Transcribe all the entries word for word, omitting any pictures they contain.

>> start

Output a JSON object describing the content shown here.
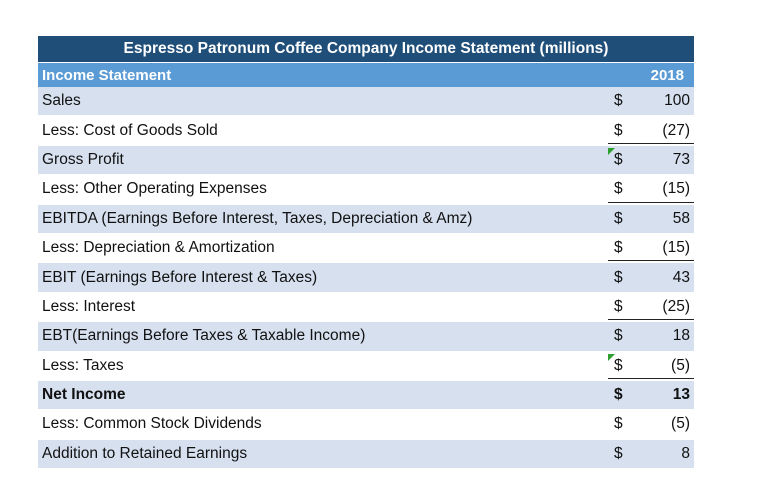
{
  "title": "Espresso Patronum Coffee Company Income Statement (millions)",
  "header": {
    "label": "Income Statement",
    "year": "2018"
  },
  "rows": [
    {
      "label": "Sales",
      "currency": "$",
      "value": "100"
    },
    {
      "label": "Less: Cost of Goods Sold",
      "currency": "$",
      "value": "(27)"
    },
    {
      "label": "Gross Profit",
      "currency": "$",
      "value": "73"
    },
    {
      "label": "Less: Other Operating Expenses",
      "currency": "$",
      "value": "(15)"
    },
    {
      "label": "EBITDA (Earnings Before Interest, Taxes, Depreciation & Amz)",
      "currency": "$",
      "value": "58"
    },
    {
      "label": "Less: Depreciation & Amortization",
      "currency": "$",
      "value": "(15)"
    },
    {
      "label": "EBIT (Earnings Before Interest & Taxes)",
      "currency": "$",
      "value": "43"
    },
    {
      "label": "Less: Interest",
      "currency": "$",
      "value": "(25)"
    },
    {
      "label": "EBT(Earnings Before Taxes & Taxable Income)",
      "currency": "$",
      "value": "18"
    },
    {
      "label": "Less: Taxes",
      "currency": "$",
      "value": "(5)"
    },
    {
      "label": "Net Income",
      "currency": "$",
      "value": "13"
    },
    {
      "label": "Less: Common Stock Dividends",
      "currency": "$",
      "value": "(5)"
    },
    {
      "label": "Addition to Retained Earnings",
      "currency": "$",
      "value": "8"
    }
  ],
  "colors": {
    "title_bg": "#1f4e79",
    "header_bg": "#5b9bd5",
    "band_bg": "#d6e0ef",
    "comment_marker": "#2e9e2e"
  }
}
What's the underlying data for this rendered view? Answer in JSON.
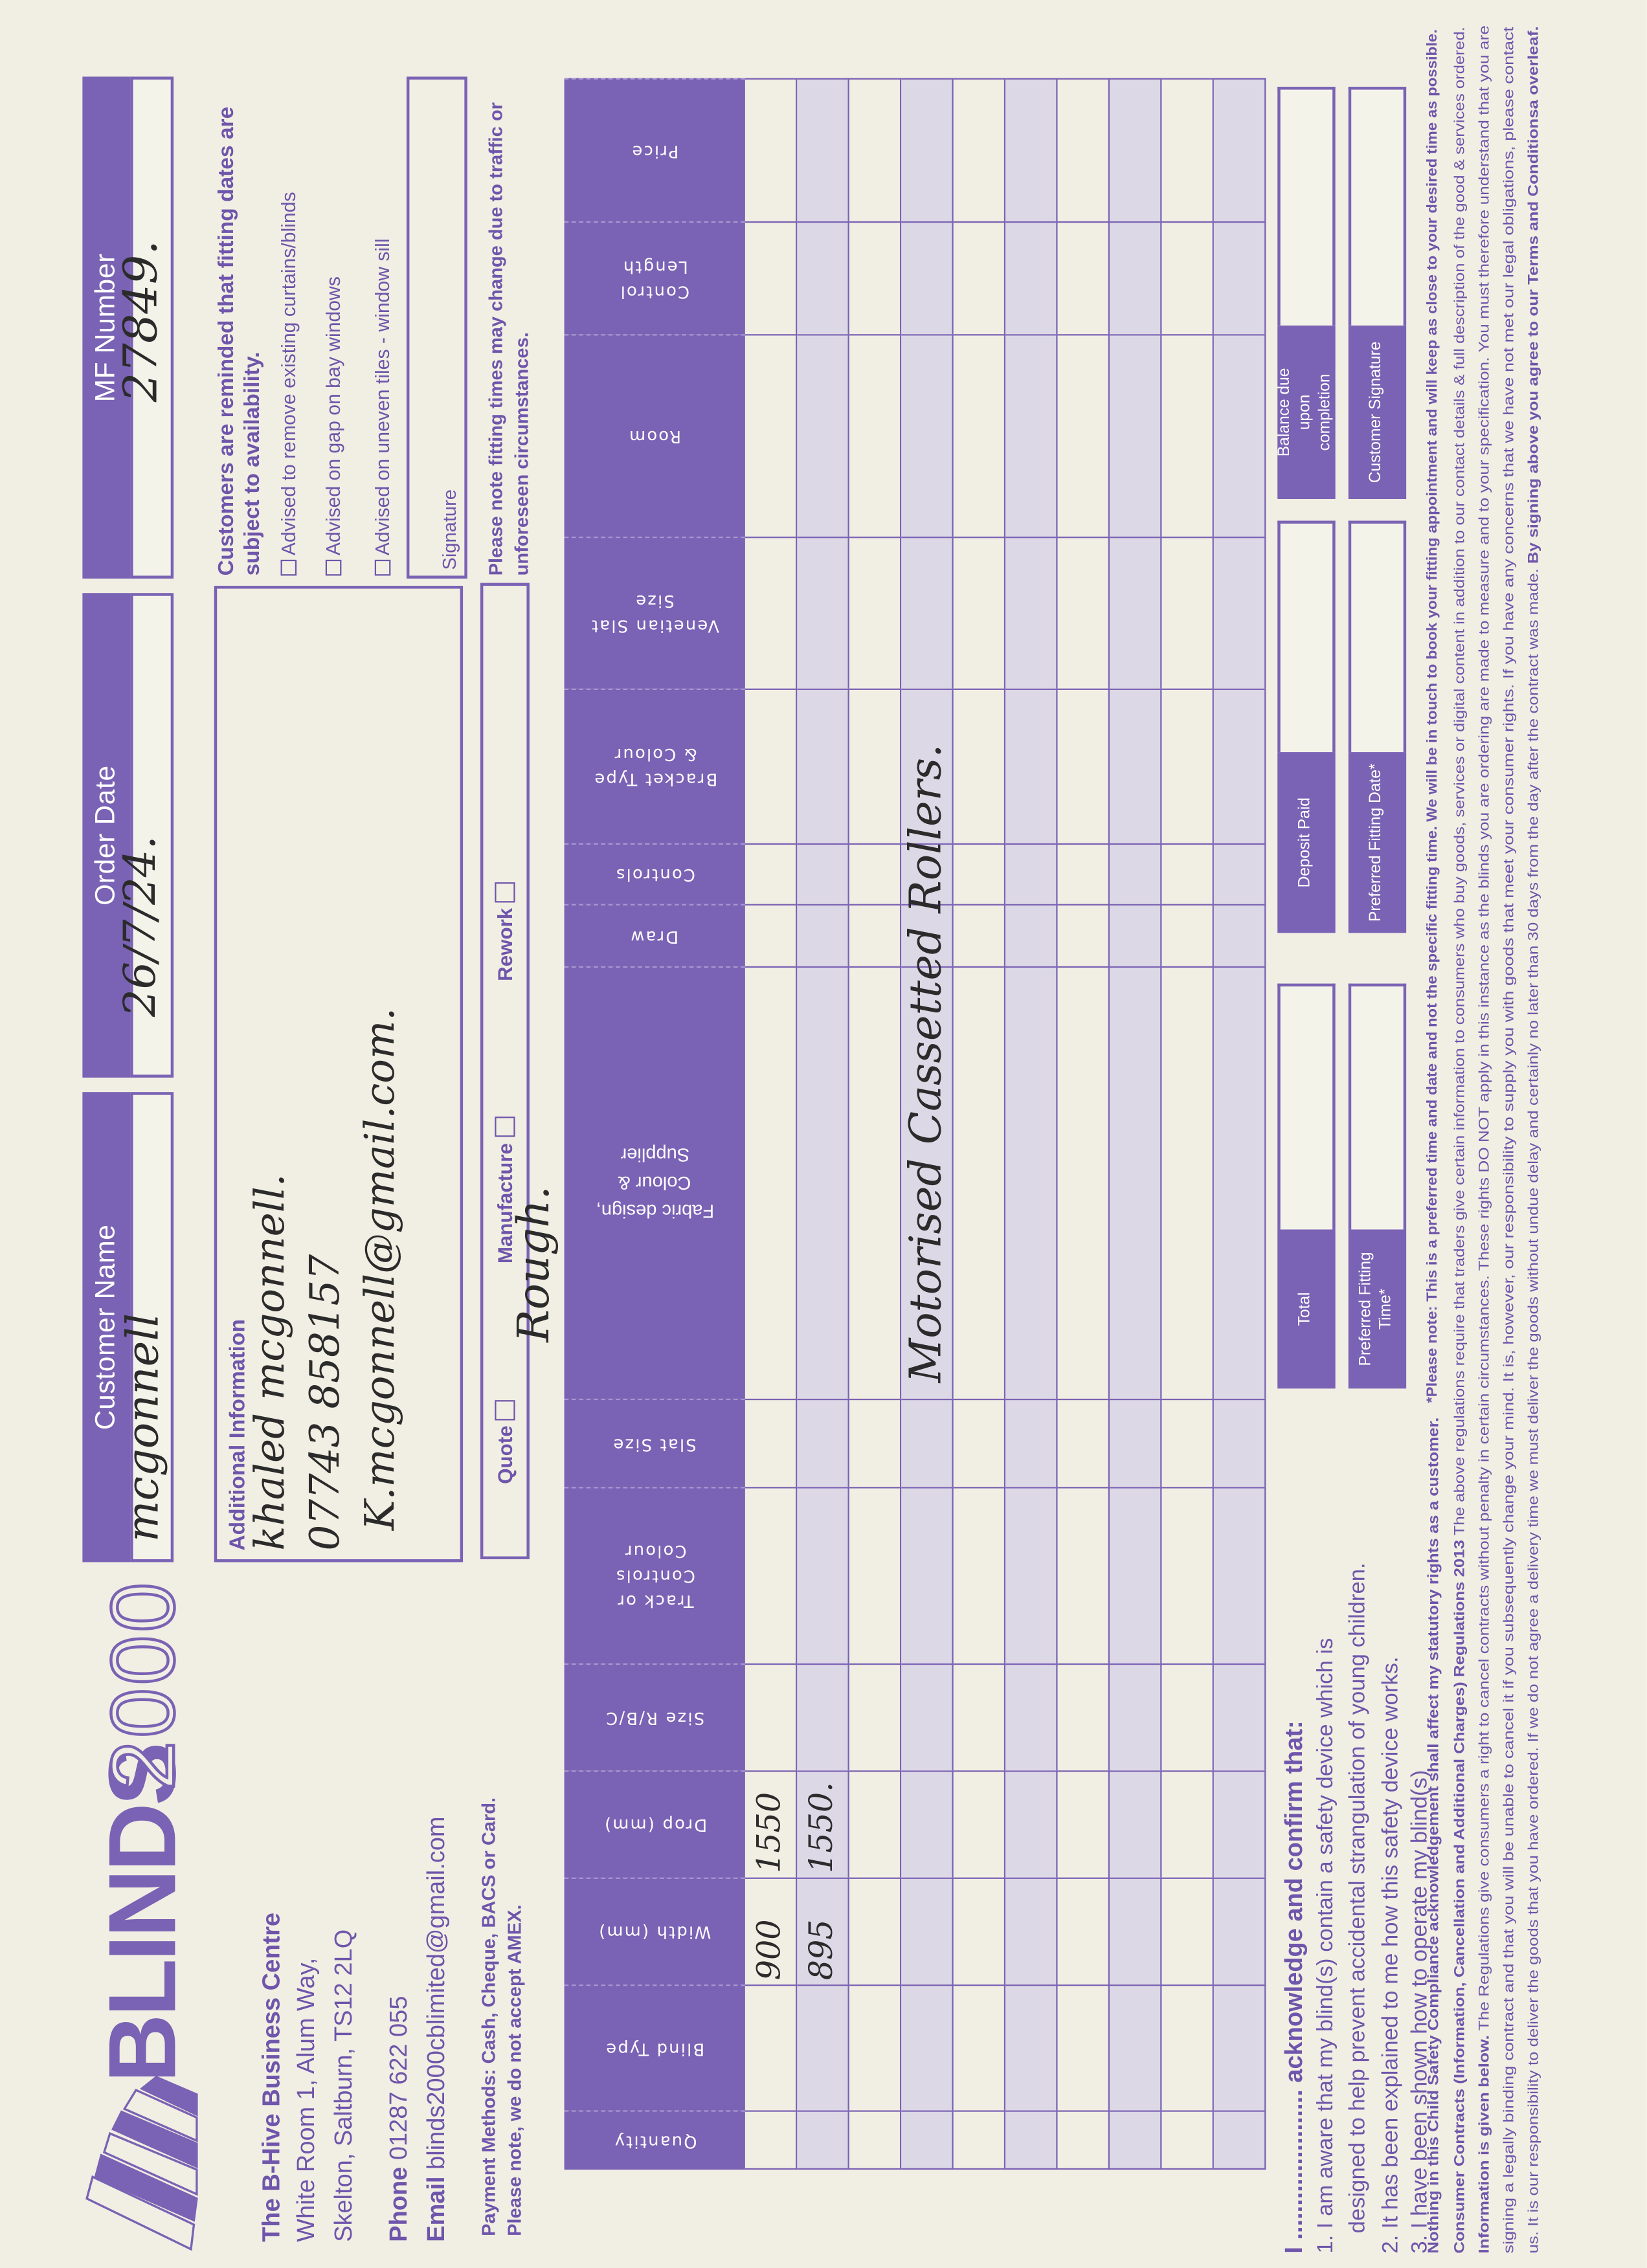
{
  "brand": {
    "name_bold": "BLINDS",
    "name_outline": "2000",
    "accent_color": "#7a62b4",
    "shade_color": "#ddd8e6"
  },
  "company": {
    "line1": "The B-Hive Business Centre",
    "line2": "White Room 1, Alum Way,",
    "line3": "Skelton, Saltburn, TS12 2LQ",
    "phone_label": "Phone",
    "phone": "01287 622 055",
    "email_label": "Email",
    "email": "blinds2000cblimited@gmail.com"
  },
  "fields": {
    "customer_name": {
      "label": "Customer Name",
      "value": "mcgonnell"
    },
    "order_date": {
      "label": "Order Date",
      "value": "26/7/24."
    },
    "mf_number": {
      "label": "MF Number",
      "value": "27849."
    }
  },
  "additional_info": {
    "title": "Additional Information",
    "lines": [
      "khaled mcgonnell.",
      "07743 858157",
      "K.mcgonnell@gmail.com."
    ]
  },
  "notices": {
    "reminder": "Customers are reminded that fitting dates are subject to availability.",
    "checks": [
      {
        "label": "Advised to remove existing curtains/blinds",
        "checked": false
      },
      {
        "label": "Advised on gap on bay windows",
        "checked": false
      },
      {
        "label": "Advised on uneven tiles - window sill",
        "checked": false
      }
    ],
    "signature_label": "Signature",
    "fitting_note": "Please note fitting times may change due to traffic or unforeseen circumstances."
  },
  "payment": {
    "line1": "Payment Methods: Cash, Cheque, BACS or Card.",
    "line2": "Please note, we do not accept AMEX."
  },
  "order_type": {
    "options": [
      {
        "label": "Quote",
        "checked": false
      },
      {
        "label": "Manufacture",
        "checked": false
      },
      {
        "label": "Rework",
        "checked": false
      }
    ],
    "handwritten_note": "Rough."
  },
  "table": {
    "columns": [
      "Quantity",
      "Blind Type",
      "Width (mm)",
      "Drop (mm)",
      "Size R/B/C",
      "Track or\nControls\nColour",
      "Slat Size",
      "Fabric design,\nColour &\nSupplier",
      "Draw",
      "Controls",
      "Bracket Type\n& Colour",
      "Venetian Slat\nSize",
      "Room",
      "Control\nLength",
      "Price"
    ],
    "rows": [
      [
        "",
        "",
        "900",
        "1550",
        "",
        "",
        "",
        "",
        "",
        "",
        "",
        "",
        "",
        "",
        ""
      ],
      [
        "",
        "",
        "895",
        "1550.",
        "",
        "",
        "",
        "",
        "",
        "",
        "",
        "",
        "",
        "",
        ""
      ],
      [
        "",
        "",
        "",
        "",
        "",
        "",
        "",
        "",
        "",
        "",
        "",
        "",
        "",
        "",
        ""
      ],
      [
        "",
        "",
        "",
        "",
        "",
        "",
        "",
        "Motorised Cassetted Rollers.",
        "",
        "",
        "",
        "",
        "",
        "",
        ""
      ],
      [
        "",
        "",
        "",
        "",
        "",
        "",
        "",
        "",
        "",
        "",
        "",
        "",
        "",
        "",
        ""
      ],
      [
        "",
        "",
        "",
        "",
        "",
        "",
        "",
        "",
        "",
        "",
        "",
        "",
        "",
        "",
        ""
      ],
      [
        "",
        "",
        "",
        "",
        "",
        "",
        "",
        "",
        "",
        "",
        "",
        "",
        "",
        "",
        ""
      ],
      [
        "",
        "",
        "",
        "",
        "",
        "",
        "",
        "",
        "",
        "",
        "",
        "",
        "",
        "",
        ""
      ],
      [
        "",
        "",
        "",
        "",
        "",
        "",
        "",
        "",
        "",
        "",
        "",
        "",
        "",
        "",
        ""
      ],
      [
        "",
        "",
        "",
        "",
        "",
        "",
        "",
        "",
        "",
        "",
        "",
        "",
        "",
        "",
        ""
      ]
    ]
  },
  "acknowledgement": {
    "heading_prefix": "I ......................",
    "heading": "acknowledge and confirm that:",
    "line1": "1. I am aware that my blind(s) contain a safety device which is",
    "line1b": "designed to help prevent accidental strangulation of young children.",
    "line2": "2. It has been explained to me how this safety device works.",
    "line3": "3. I have been shown how to operate my blind(s)"
  },
  "summary_boxes": [
    {
      "label": "Total",
      "value": ""
    },
    {
      "label": "Deposit Paid",
      "value": ""
    },
    {
      "label": "Balance due upon completion",
      "value": ""
    },
    {
      "label": "Preferred Fitting Time*",
      "value": ""
    },
    {
      "label": "Preferred Fitting Date*",
      "value": ""
    },
    {
      "label": "Customer Signature",
      "value": ""
    }
  ],
  "fine_print": {
    "statutory": "Nothing in this Child Safety Compliance acknowledgement shall affect my statutory rights as a customer.",
    "preferred_note": "*Please note: This is a preferred time and date and not the specific fitting time. We will be in touch to book your fitting appointment and will keep as close to your desired time as possible.",
    "regs_title": "Consumer Contracts (Information, Cancellation and Additional Charges) Regulations 2013",
    "regs_text": " The above regulations require that traders give certain information to consumers who buy goods, services or digital content in addition to our contact details & full description of the good & services ordered.",
    "info_title": "Information is given below.",
    "info_text": " The Regulations give consumers a right to cancel contracts without penalty in certain circumstances. These rights DO NOT apply in this instance as the blinds you are ordering are made to measure and to your specification. You must therefore understand that you are",
    "line_signing": "signing a legally binding contract and that you will be unable to cancel it if you subsequently change your mind. It is, however, our responsibility to supply you with goods that meet your consumer rights. If you have any concerns that we have not met our legal obligations, please contact",
    "line_us": "us. It is our responsibility to deliver the goods that you have ordered. If we do not agree a delivery time we must deliver the goods without undue delay and certainly no later than 30 days from the day after the contract was made. ",
    "line_us_bold": "By signing above you agree to our Terms and Conditionsa overleaf."
  }
}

>> end

> [Complete response]
Output a JSON object describing the content shown here.
{
  "title": "Espresso Patronum Coffee Company Income Statement (millions)",
  "header": {
    "label": "Income Statement",
    "year": "2018"
  },
  "rows": [
    {
      "label": "Sales",
      "currency": "$",
      "value": "100"
    },
    {
      "label": "Less: Cost of Goods Sold",
      "currency": "$",
      "value": "(27)"
    },
    {
      "label": "Gross Profit",
      "currency": "$",
      "value": "73"
    },
    {
      "label": "Less: Other Operating Expenses",
      "currency": "$",
      "value": "(15)"
    },
    {
      "label": "EBITDA (Earnings Before Interest, Taxes, Depreciation & Amz)",
      "currency": "$",
      "value": "58"
    },
    {
      "label": "Less: Depreciation & Amortization",
      "currency": "$",
      "value": "(15)"
    },
    {
      "label": "EBIT (Earnings Before Interest & Taxes)",
      "currency": "$",
      "value": "43"
    },
    {
      "label": "Less: Interest",
      "currency": "$",
      "value": "(25)"
    },
    {
      "label": "EBT(Earnings Before Taxes & Taxable Income)",
      "currency": "$",
      "value": "18"
    },
    {
      "label": "Less: Taxes",
      "currency": "$",
      "value": "(5)"
    },
    {
      "label": "Net Income",
      "currency": "$",
      "value": "13"
    },
    {
      "label": "Less: Common Stock Dividends",
      "currency": "$",
      "value": "(5)"
    },
    {
      "label": "Addition to Retained Earnings",
      "currency": "$",
      "value": "8"
    }
  ],
  "colors": {
    "title_bg": "#1f4e79",
    "header_bg": "#5b9bd5",
    "band_bg": "#d6e0ef",
    "comment_marker": "#2e9e2e"
  }
}
What's the underlying data for this rendered view? Answer in JSON.
{
  "brand": {
    "name_bold": "BLINDS",
    "name_outline": "2000",
    "accent_color": "#7a62b4",
    "shade_color": "#ddd8e6"
  },
  "company": {
    "line1": "The B-Hive Business Centre",
    "line2": "White Room 1, Alum Way,",
    "line3": "Skelton, Saltburn, TS12 2LQ",
    "phone_label": "Phone",
    "phone": "01287 622 055",
    "email_label": "Email",
    "email": "blinds2000cblimited@gmail.com"
  },
  "fields": {
    "customer_name": {
      "label": "Customer Name",
      "value": "mcgonnell"
    },
    "order_date": {
      "label": "Order Date",
      "value": "26/7/24."
    },
    "mf_number": {
      "label": "MF Number",
      "value": "27849."
    }
  },
  "additional_info": {
    "title": "Additional Information",
    "lines": [
      "khaled mcgonnell.",
      "07743 858157",
      "K.mcgonnell@gmail.com."
    ]
  },
  "notices": {
    "reminder": "Customers are reminded that fitting dates are subject to availability.",
    "checks": [
      {
        "label": "Advised to remove existing curtains/blinds",
        "checked": false
      },
      {
        "label": "Advised on gap on bay windows",
        "checked": false
      },
      {
        "label": "Advised on uneven tiles - window sill",
        "checked": false
      }
    ],
    "signature_label": "Signature",
    "fitting_note": "Please note fitting times may change due to traffic or unforeseen circumstances."
  },
  "payment": {
    "line1": "Payment Methods: Cash, Cheque, BACS or Card.",
    "line2": "Please note, we do not accept AMEX."
  },
  "order_type": {
    "options": [
      {
        "label": "Quote",
        "checked": false
      },
      {
        "label": "Manufacture",
        "checked": false
      },
      {
        "label": "Rework",
        "checked": false
      }
    ],
    "handwritten_note": "Rough."
  },
  "table": {
    "columns": [
      "Quantity",
      "Blind Type",
      "Width (mm)",
      "Drop (mm)",
      "Size R/B/C",
      "Track or\nControls\nColour",
      "Slat Size",
      "Fabric design,\nColour &\nSupplier",
      "Draw",
      "Controls",
      "Bracket Type\n& Colour",
      "Venetian Slat\nSize",
      "Room",
      "Control\nLength",
      "Price"
    ],
    "rows": [
      [
        "",
        "",
        "900",
        "1550",
        "",
        "",
        "",
        "",
        "",
        "",
        "",
        "",
        "",
        "",
        ""
      ],
      [
        "",
        "",
        "895",
        "1550.",
        "",
        "",
        "",
        "",
        "",
        "",
        "",
        "",
        "",
        "",
        ""
      ],
      [
        "",
        "",
        "",
        "",
        "",
        "",
        "",
        "",
        "",
        "",
        "",
        "",
        "",
        "",
        ""
      ],
      [
        "",
        "",
        "",
        "",
        "",
        "",
        "",
        "Motorised Cassetted Rollers.",
        "",
        "",
        "",
        "",
        "",
        "",
        ""
      ],
      [
        "",
        "",
        "",
        "",
        "",
        "",
        "",
        "",
        "",
        "",
        "",
        "",
        "",
        "",
        ""
      ],
      [
        "",
        "",
        "",
        "",
        "",
        "",
        "",
        "",
        "",
        "",
        "",
        "",
        "",
        "",
        ""
      ],
      [
        "",
        "",
        "",
        "",
        "",
        "",
        "",
        "",
        "",
        "",
        "",
        "",
        "",
        "",
        ""
      ],
      [
        "",
        "",
        "",
        "",
        "",
        "",
        "",
        "",
        "",
        "",
        "",
        "",
        "",
        "",
        ""
      ],
      [
        "",
        "",
        "",
        "",
        "",
        "",
        "",
        "",
        "",
        "",
        "",
        "",
        "",
        "",
        ""
      ],
      [
        "",
        "",
        "",
        "",
        "",
        "",
        "",
        "",
        "",
        "",
        "",
        "",
        "",
        "",
        ""
      ]
    ]
  },
  "acknowledgement": {
    "heading_prefix": "I ......................",
    "heading": "acknowledge and confirm that:",
    "line1": "1. I am aware that my blind(s) contain a safety device which is",
    "line1b": "designed to help prevent accidental strangulation of young children.",
    "line2": "2. It has been explained to me how this safety device works.",
    "line3": "3. I have been shown how to operate my blind(s)"
  },
  "summary_boxes": [
    {
      "label": "Total",
      "value": ""
    },
    {
      "label": "Deposit Paid",
      "value": ""
    },
    {
      "label": "Balance due upon completion",
      "value": ""
    },
    {
      "label": "Preferred Fitting Time*",
      "value": ""
    },
    {
      "label": "Preferred Fitting Date*",
      "value": ""
    },
    {
      "label": "Customer Signature",
      "value": ""
    }
  ],
  "fine_print": {
    "statutory": "Nothing in this Child Safety Compliance acknowledgement shall affect my statutory rights as a customer.",
    "preferred_note": "*Please note: This is a preferred time and date and not the specific fitting time. We will be in touch to book your fitting appointment and will keep as close to your desired time as possible.",
    "regs_title": "Consumer Contracts (Information, Cancellation and Additional Charges) Regulations 2013",
    "regs_text": " The above regulations require that traders give certain information to consumers who buy goods, services or digital content in addition to our contact details & full description of the good & services ordered.",
    "info_title": "Information is given below.",
    "info_text": " The Regulations give consumers a right to cancel contracts without penalty in certain circumstances. These rights DO NOT apply in this instance as the blinds you are ordering are made to measure and to your specification. You must therefore understand that you are",
    "line_signing": "signing a legally binding contract and that you will be unable to cancel it if you subsequently change your mind. It is, however, our responsibility to supply you with goods that meet your consumer rights. If you have any concerns that we have not met our legal obligations, please contact",
    "line_us": "us. It is our responsibility to deliver the goods that you have ordered. If we do not agree a delivery time we must deliver the goods without undue delay and certainly no later than 30 days from the day after the contract was made. ",
    "line_us_bold": "By signing above you agree to our Terms and Conditionsa overleaf."
  }
}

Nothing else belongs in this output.